_WRITTEN PROBLEM_. Report the number of lines that hold the string "document". Leave out any other text.

_MATERIAL FOR THIS EXERCISE_.
=-=-=

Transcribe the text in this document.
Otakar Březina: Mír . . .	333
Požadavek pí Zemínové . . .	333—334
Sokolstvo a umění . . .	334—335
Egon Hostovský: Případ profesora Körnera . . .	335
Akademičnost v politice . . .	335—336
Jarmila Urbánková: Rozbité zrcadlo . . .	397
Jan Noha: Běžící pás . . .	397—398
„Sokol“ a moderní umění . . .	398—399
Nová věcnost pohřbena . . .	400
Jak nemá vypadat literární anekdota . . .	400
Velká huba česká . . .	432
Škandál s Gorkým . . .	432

=-=-=

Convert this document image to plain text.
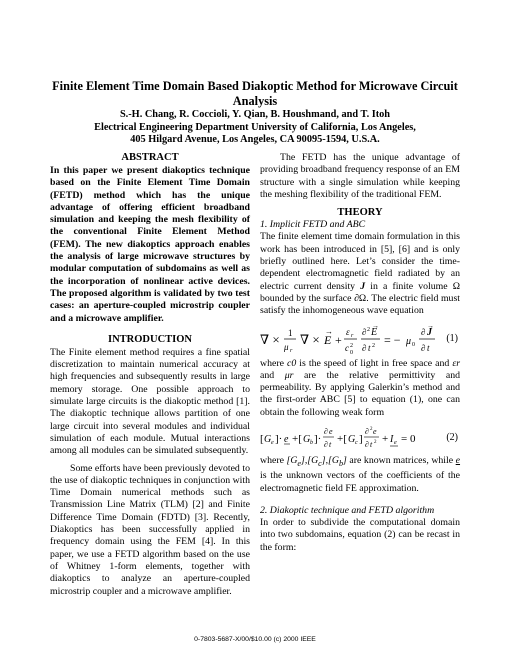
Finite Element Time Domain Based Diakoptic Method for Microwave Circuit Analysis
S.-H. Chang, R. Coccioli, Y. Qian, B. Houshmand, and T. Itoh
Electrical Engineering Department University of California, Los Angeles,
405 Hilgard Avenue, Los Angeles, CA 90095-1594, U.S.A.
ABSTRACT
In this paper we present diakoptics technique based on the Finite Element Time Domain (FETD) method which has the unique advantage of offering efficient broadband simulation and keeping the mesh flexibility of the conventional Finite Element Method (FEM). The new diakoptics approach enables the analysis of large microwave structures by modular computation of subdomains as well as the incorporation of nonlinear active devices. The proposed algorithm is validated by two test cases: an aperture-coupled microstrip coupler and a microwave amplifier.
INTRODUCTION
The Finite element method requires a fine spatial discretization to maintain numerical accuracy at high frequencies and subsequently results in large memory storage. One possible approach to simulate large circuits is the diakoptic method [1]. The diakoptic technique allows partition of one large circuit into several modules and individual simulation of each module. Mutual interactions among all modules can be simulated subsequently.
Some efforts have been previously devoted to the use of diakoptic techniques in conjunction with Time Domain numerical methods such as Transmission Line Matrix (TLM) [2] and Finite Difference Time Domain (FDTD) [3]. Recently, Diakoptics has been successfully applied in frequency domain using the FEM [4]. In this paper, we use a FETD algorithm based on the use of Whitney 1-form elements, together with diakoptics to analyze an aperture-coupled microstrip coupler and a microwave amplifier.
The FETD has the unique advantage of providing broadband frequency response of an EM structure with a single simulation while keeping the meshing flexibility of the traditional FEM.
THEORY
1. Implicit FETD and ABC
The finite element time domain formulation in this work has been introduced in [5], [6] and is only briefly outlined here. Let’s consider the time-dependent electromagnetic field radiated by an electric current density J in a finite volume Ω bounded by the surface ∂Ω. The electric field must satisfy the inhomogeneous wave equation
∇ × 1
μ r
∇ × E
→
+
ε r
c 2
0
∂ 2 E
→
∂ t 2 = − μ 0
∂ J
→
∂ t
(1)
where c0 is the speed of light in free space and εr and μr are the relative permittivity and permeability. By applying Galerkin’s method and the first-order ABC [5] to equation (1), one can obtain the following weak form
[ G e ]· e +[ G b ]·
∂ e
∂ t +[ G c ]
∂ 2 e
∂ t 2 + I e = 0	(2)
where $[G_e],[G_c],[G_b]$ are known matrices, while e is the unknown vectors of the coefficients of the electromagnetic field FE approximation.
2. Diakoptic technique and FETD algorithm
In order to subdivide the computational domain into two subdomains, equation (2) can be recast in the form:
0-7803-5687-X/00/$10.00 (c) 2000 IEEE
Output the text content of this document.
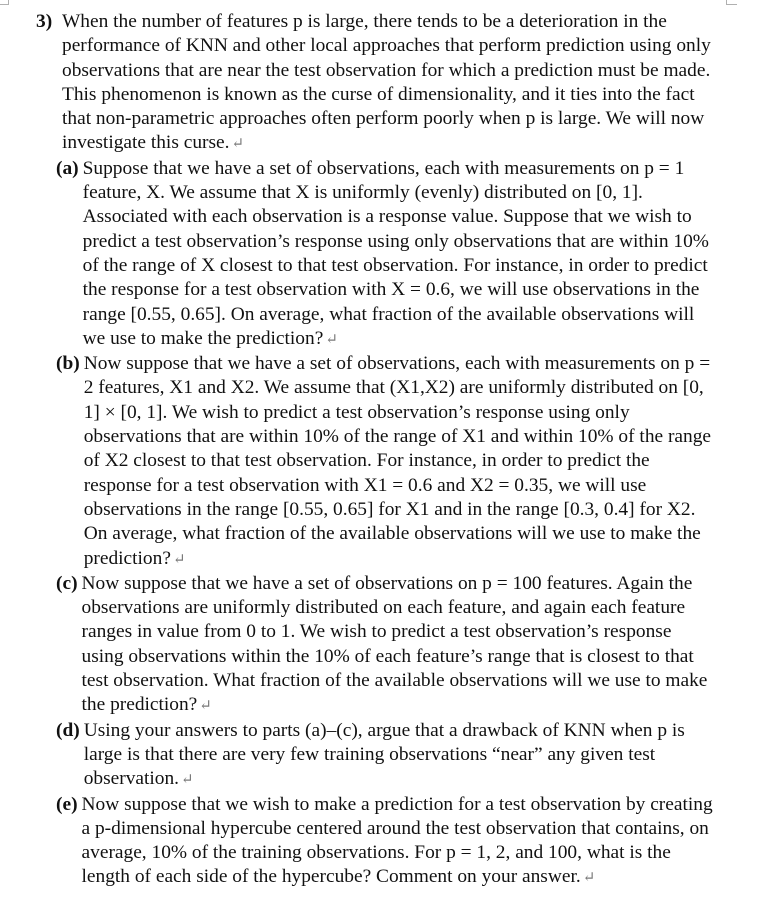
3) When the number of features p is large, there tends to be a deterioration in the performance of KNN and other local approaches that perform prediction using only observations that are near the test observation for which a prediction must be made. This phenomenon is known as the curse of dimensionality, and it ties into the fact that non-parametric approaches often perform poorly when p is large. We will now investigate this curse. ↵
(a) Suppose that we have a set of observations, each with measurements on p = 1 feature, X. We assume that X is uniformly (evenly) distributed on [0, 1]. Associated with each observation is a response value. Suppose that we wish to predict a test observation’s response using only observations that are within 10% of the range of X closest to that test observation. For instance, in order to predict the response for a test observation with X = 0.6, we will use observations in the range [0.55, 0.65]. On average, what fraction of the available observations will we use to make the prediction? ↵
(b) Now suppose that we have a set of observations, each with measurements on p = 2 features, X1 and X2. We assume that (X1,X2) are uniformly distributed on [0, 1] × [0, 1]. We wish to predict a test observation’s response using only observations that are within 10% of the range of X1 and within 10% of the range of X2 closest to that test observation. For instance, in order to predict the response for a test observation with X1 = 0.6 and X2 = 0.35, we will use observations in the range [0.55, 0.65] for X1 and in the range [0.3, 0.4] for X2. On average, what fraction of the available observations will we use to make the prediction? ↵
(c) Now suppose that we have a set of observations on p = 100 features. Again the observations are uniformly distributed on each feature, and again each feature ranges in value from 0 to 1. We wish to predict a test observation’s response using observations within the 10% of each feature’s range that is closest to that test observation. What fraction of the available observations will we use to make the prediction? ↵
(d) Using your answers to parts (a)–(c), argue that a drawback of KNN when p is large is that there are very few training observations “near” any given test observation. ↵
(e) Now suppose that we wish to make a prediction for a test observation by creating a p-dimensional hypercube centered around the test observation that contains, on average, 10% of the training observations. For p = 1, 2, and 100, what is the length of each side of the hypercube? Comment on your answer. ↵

=-=-=

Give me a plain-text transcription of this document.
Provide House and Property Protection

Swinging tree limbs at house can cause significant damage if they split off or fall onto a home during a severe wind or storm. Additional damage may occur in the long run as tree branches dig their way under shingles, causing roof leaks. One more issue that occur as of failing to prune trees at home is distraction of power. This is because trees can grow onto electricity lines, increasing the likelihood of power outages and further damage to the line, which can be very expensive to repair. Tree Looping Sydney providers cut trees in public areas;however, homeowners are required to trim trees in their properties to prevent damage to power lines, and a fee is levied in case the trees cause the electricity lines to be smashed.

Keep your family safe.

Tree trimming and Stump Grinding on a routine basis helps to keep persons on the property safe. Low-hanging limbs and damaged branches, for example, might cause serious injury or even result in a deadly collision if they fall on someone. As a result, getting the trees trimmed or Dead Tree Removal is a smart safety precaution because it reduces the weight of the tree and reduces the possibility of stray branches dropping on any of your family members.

=-=-=

_CORRECT OUTPUT_. 4